>> start INPUT RECORDS

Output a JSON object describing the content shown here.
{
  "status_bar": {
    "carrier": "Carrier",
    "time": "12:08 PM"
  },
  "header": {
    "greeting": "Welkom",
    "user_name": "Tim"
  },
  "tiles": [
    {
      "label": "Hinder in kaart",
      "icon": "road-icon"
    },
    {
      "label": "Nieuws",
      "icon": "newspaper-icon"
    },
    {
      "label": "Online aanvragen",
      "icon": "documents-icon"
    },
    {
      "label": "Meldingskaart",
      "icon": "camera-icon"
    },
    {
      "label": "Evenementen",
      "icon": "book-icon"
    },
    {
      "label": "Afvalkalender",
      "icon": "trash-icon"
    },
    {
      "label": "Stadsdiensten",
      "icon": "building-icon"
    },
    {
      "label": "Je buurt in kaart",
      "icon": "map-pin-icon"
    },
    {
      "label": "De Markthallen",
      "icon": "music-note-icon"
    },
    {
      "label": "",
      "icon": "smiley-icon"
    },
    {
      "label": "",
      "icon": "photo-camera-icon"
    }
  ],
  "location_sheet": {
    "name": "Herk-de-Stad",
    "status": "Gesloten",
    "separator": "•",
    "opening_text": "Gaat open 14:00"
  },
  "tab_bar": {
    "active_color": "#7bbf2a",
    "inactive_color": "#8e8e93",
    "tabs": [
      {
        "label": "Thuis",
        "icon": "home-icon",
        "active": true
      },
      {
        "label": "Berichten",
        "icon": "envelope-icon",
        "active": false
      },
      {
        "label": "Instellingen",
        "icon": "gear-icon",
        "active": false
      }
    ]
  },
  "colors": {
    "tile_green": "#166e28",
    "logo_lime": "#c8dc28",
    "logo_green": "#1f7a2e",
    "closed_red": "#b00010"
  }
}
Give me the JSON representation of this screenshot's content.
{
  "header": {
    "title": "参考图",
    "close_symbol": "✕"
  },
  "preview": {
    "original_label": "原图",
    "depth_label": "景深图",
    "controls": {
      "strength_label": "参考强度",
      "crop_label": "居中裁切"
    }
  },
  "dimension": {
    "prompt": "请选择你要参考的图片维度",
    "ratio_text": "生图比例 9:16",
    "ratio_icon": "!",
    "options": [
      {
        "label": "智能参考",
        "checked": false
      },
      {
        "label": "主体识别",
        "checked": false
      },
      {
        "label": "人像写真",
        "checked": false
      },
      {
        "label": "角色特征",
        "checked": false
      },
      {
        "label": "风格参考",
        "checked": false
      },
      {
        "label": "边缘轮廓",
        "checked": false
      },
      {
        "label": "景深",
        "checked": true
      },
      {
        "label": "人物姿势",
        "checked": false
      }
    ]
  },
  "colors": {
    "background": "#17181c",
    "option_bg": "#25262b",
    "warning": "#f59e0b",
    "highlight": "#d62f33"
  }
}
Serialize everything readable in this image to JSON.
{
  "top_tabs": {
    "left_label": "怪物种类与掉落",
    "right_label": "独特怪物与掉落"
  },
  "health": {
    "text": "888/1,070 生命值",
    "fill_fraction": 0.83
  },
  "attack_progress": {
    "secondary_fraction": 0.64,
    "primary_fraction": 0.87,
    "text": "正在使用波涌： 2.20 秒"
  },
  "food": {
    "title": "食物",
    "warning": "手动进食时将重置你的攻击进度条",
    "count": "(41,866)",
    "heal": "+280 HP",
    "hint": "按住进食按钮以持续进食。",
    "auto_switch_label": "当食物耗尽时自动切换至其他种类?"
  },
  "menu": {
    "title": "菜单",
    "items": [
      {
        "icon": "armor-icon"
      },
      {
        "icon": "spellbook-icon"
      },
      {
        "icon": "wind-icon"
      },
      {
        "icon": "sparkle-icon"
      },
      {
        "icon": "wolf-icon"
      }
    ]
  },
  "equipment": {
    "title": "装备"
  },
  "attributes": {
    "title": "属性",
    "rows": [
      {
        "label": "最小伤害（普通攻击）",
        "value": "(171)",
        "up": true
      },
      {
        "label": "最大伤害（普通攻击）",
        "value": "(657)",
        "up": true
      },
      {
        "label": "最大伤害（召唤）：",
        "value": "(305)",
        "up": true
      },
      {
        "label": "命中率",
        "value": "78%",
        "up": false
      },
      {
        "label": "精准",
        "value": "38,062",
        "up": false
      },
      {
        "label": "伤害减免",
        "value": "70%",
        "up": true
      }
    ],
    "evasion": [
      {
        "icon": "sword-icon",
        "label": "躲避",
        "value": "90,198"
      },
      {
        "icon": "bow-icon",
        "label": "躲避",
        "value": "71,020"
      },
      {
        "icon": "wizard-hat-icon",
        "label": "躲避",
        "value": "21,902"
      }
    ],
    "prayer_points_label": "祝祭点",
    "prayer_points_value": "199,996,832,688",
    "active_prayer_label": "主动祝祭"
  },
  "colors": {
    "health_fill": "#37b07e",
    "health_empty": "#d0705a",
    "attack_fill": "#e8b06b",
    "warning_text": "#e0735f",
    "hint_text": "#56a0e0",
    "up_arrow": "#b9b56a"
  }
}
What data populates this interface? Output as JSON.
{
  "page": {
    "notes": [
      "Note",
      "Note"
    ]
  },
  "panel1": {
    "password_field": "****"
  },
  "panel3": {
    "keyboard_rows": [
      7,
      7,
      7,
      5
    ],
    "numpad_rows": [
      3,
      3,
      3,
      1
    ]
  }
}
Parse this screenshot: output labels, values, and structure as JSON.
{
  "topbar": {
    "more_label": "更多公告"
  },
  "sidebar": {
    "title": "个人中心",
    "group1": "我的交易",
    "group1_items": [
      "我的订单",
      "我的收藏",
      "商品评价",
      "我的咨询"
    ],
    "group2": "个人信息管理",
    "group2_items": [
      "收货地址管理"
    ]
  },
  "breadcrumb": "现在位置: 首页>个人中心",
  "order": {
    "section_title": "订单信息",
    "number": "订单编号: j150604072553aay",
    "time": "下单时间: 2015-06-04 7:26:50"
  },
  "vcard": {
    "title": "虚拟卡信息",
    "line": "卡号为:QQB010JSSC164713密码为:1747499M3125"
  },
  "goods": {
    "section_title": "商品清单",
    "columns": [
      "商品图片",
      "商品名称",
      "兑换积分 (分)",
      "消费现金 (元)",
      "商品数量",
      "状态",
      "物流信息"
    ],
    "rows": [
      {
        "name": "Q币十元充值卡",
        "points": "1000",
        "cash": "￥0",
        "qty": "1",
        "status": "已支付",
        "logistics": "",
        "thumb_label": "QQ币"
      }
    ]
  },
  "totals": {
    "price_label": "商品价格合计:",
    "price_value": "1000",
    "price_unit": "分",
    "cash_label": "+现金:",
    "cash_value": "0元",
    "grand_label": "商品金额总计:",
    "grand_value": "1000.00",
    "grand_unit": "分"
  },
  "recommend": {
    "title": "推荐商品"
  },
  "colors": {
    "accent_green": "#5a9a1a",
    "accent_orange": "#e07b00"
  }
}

>> end INPUT RECORDS

Set down each entry again, unchanged.

REPLY TO THE EXERCISE ::
Output a JSON object describing the content shown here.
{
  "status_bar": {
    "carrier": "Carrier",
    "time": "12:08 PM"
  },
  "header": {
    "greeting": "Welkom",
    "user_name": "Tim"
  },
  "tiles": [
    {
      "label": "Hinder in kaart",
      "icon": "road-icon"
    },
    {
      "label": "Nieuws",
      "icon": "newspaper-icon"
    },
    {
      "label": "Online aanvragen",
      "icon": "documents-icon"
    },
    {
      "label": "Meldingskaart",
      "icon": "camera-icon"
    },
    {
      "label": "Evenementen",
      "icon": "book-icon"
    },
    {
      "label": "Afvalkalender",
      "icon": "trash-icon"
    },
    {
      "label": "Stadsdiensten",
      "icon": "building-icon"
    },
    {
      "label": "Je buurt in kaart",
      "icon": "map-pin-icon"
    },
    {
      "label": "De Markthallen",
      "icon": "music-note-icon"
    },
    {
      "label": "",
      "icon": "smiley-icon"
    },
    {
      "label": "",
      "icon": "photo-camera-icon"
    }
  ],
  "location_sheet": {
    "name": "Herk-de-Stad",
    "status": "Gesloten",
    "separator": "•",
    "opening_text": "Gaat open 14:00"
  },
  "tab_bar": {
    "active_color": "#7bbf2a",
    "inactive_color": "#8e8e93",
    "tabs": [
      {
        "label": "Thuis",
        "icon": "home-icon",
        "active": true
      },
      {
        "label": "Berichten",
        "icon": "envelope-icon",
        "active": false
      },
      {
        "label": "Instellingen",
        "icon": "gear-icon",
        "active": false
      }
    ]
  },
  "colors": {
    "tile_green": "#166e28",
    "logo_lime": "#c8dc28",
    "logo_green": "#1f7a2e",
    "closed_red": "#b00010"
  }
}
Give me the JSON representation of this screenshot's content.
{
  "header": {
    "title": "参考图",
    "close_symbol": "✕"
  },
  "preview": {
    "original_label": "原图",
    "depth_label": "景深图",
    "controls": {
      "strength_label": "参考强度",
      "crop_label": "居中裁切"
    }
  },
  "dimension": {
    "prompt": "请选择你要参考的图片维度",
    "ratio_text": "生图比例 9:16",
    "ratio_icon": "!",
    "options": [
      {
        "label": "智能参考",
        "checked": false
      },
      {
        "label": "主体识别",
        "checked": false
      },
      {
        "label": "人像写真",
        "checked": false
      },
      {
        "label": "角色特征",
        "checked": false
      },
      {
        "label": "风格参考",
        "checked": false
      },
      {
        "label": "边缘轮廓",
        "checked": false
      },
      {
        "label": "景深",
        "checked": true
      },
      {
        "label": "人物姿势",
        "checked": false
      }
    ]
  },
  "colors": {
    "background": "#17181c",
    "option_bg": "#25262b",
    "warning": "#f59e0b",
    "highlight": "#d62f33"
  }
}
Serialize everything readable in this image to JSON.
{
  "top_tabs": {
    "left_label": "怪物种类与掉落",
    "right_label": "独特怪物与掉落"
  },
  "health": {
    "text": "888/1,070 生命值",
    "fill_fraction": 0.83
  },
  "attack_progress": {
    "secondary_fraction": 0.64,
    "primary_fraction": 0.87,
    "text": "正在使用波涌： 2.20 秒"
  },
  "food": {
    "title": "食物",
    "warning": "手动进食时将重置你的攻击进度条",
    "count": "(41,866)",
    "heal": "+280 HP",
    "hint": "按住进食按钮以持续进食。",
    "auto_switch_label": "当食物耗尽时自动切换至其他种类?"
  },
  "menu": {
    "title": "菜单",
    "items": [
      {
        "icon": "armor-icon"
      },
      {
        "icon": "spellbook-icon"
      },
      {
        "icon": "wind-icon"
      },
      {
        "icon": "sparkle-icon"
      },
      {
        "icon": "wolf-icon"
      }
    ]
  },
  "equipment": {
    "title": "装备"
  },
  "attributes": {
    "title": "属性",
    "rows": [
      {
        "label": "最小伤害（普通攻击）",
        "value": "(171)",
        "up": true
      },
      {
        "label": "最大伤害（普通攻击）",
        "value": "(657)",
        "up": true
      },
      {
        "label": "最大伤害（召唤）：",
        "value": "(305)",
        "up": true
      },
      {
        "label": "命中率",
        "value": "78%",
        "up": false
      },
      {
        "label": "精准",
        "value": "38,062",
        "up": false
      },
      {
        "label": "伤害减免",
        "value": "70%",
        "up": true
      }
    ],
    "evasion": [
      {
        "icon": "sword-icon",
        "label": "躲避",
        "value": "90,198"
      },
      {
        "icon": "bow-icon",
        "label": "躲避",
        "value": "71,020"
      },
      {
        "icon": "wizard-hat-icon",
        "label": "躲避",
        "value": "21,902"
      }
    ],
    "prayer_points_label": "祝祭点",
    "prayer_points_value": "199,996,832,688",
    "active_prayer_label": "主动祝祭"
  },
  "colors": {
    "health_fill": "#37b07e",
    "health_empty": "#d0705a",
    "attack_fill": "#e8b06b",
    "warning_text": "#e0735f",
    "hint_text": "#56a0e0",
    "up_arrow": "#b9b56a"
  }
}
What data populates this interface? Output as JSON.
{
  "page": {
    "notes": [
      "Note",
      "Note"
    ]
  },
  "panel1": {
    "password_field": "****"
  },
  "panel3": {
    "keyboard_rows": [
      7,
      7,
      7,
      5
    ],
    "numpad_rows": [
      3,
      3,
      3,
      1
    ]
  }
}
Parse this screenshot: output labels, values, and structure as JSON.
{
  "topbar": {
    "more_label": "更多公告"
  },
  "sidebar": {
    "title": "个人中心",
    "group1": "我的交易",
    "group1_items": [
      "我的订单",
      "我的收藏",
      "商品评价",
      "我的咨询"
    ],
    "group2": "个人信息管理",
    "group2_items": [
      "收货地址管理"
    ]
  },
  "breadcrumb": "现在位置: 首页>个人中心",
  "order": {
    "section_title": "订单信息",
    "number": "订单编号: j150604072553aay",
    "time": "下单时间: 2015-06-04 7:26:50"
  },
  "vcard": {
    "title": "虚拟卡信息",
    "line": "卡号为:QQB010JSSC164713密码为:1747499M3125"
  },
  "goods": {
    "section_title": "商品清单",
    "columns": [
      "商品图片",
      "商品名称",
      "兑换积分 (分)",
      "消费现金 (元)",
      "商品数量",
      "状态",
      "物流信息"
    ],
    "rows": [
      {
        "name": "Q币十元充值卡",
        "points": "1000",
        "cash": "￥0",
        "qty": "1",
        "status": "已支付",
        "logistics": "",
        "thumb_label": "QQ币"
      }
    ]
  },
  "totals": {
    "price_label": "商品价格合计:",
    "price_value": "1000",
    "price_unit": "分",
    "cash_label": "+现金:",
    "cash_value": "0元",
    "grand_label": "商品金额总计:",
    "grand_value": "1000.00",
    "grand_unit": "分"
  },
  "recommend": {
    "title": "推荐商品"
  },
  "colors": {
    "accent_green": "#5a9a1a",
    "accent_orange": "#e07b00"
  }
}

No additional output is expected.